[Start EXCERPTED DATA]

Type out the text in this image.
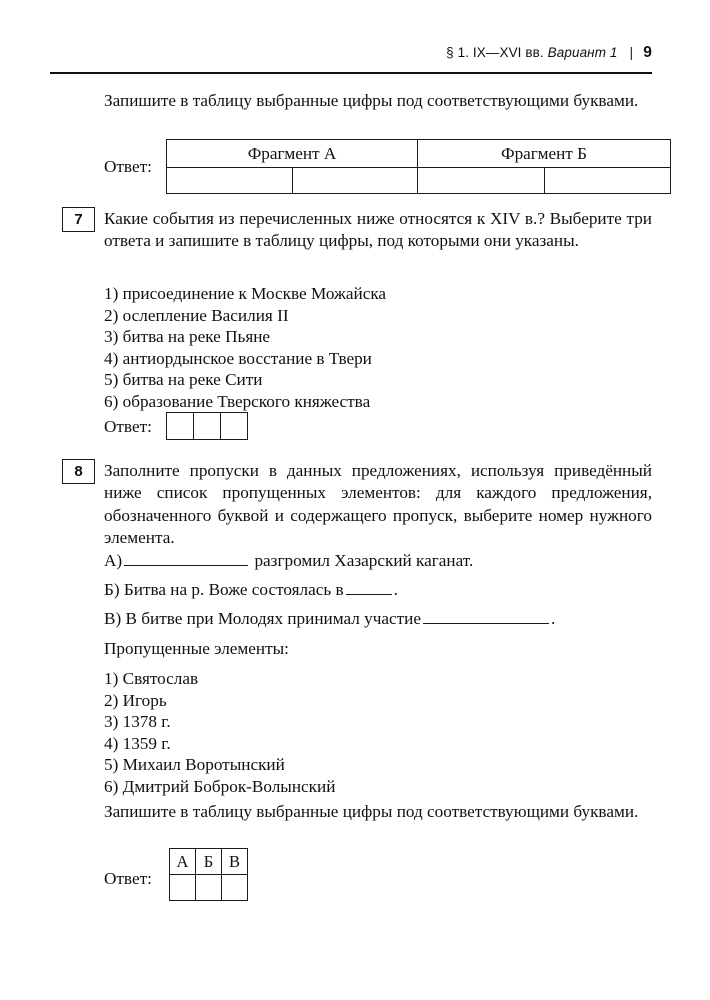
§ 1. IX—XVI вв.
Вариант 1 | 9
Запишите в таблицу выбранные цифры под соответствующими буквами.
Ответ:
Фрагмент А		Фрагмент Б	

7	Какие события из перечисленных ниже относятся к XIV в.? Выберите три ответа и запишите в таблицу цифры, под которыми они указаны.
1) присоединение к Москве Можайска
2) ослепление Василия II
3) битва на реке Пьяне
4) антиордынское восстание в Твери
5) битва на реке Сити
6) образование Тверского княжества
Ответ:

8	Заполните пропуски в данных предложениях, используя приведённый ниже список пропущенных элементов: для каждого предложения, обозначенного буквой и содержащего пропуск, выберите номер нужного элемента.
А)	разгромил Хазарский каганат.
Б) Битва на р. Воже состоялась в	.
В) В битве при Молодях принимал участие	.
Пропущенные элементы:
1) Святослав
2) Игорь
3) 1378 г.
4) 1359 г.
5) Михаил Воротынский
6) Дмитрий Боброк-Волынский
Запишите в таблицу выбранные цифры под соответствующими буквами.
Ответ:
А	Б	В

[End EXCERPTED DATA]
[Start EXCERPTED DATA]

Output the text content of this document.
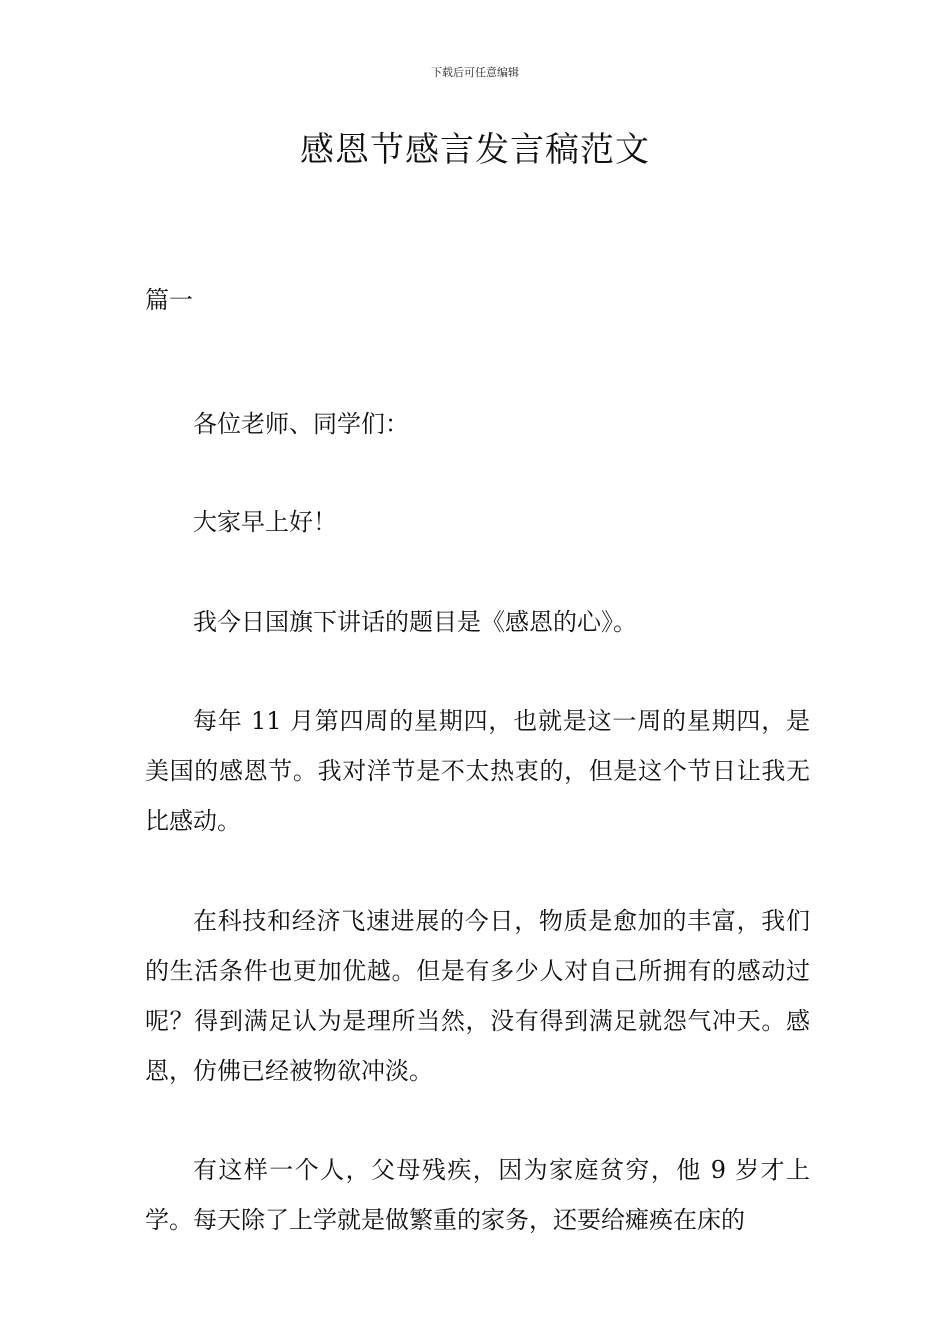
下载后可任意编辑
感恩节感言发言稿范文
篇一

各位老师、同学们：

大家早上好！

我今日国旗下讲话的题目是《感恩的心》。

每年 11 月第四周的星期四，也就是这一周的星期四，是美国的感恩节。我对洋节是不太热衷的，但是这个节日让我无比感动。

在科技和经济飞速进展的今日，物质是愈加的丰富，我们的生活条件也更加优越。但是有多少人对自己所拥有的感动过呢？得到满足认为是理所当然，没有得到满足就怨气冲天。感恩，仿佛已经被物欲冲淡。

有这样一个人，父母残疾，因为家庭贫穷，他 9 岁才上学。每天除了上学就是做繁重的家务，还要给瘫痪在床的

[End EXCERPTED DATA]

> TASK TO COMPLETE
Identify each line containing the string "ниже" and copy it out.

> PROBLEM SOLUTION
7	Какие события из перечисленных ниже относятся к XIV в.? Выберите три ответа и запишите в таблицу цифры, под которыми они указаны.
8	Заполните пропуски в данных предложениях, используя приведённый ниже список пропущенных элементов: для каждого предложения, обозначенного буквой и содержащего пропуск, выберите номер нужного элемента.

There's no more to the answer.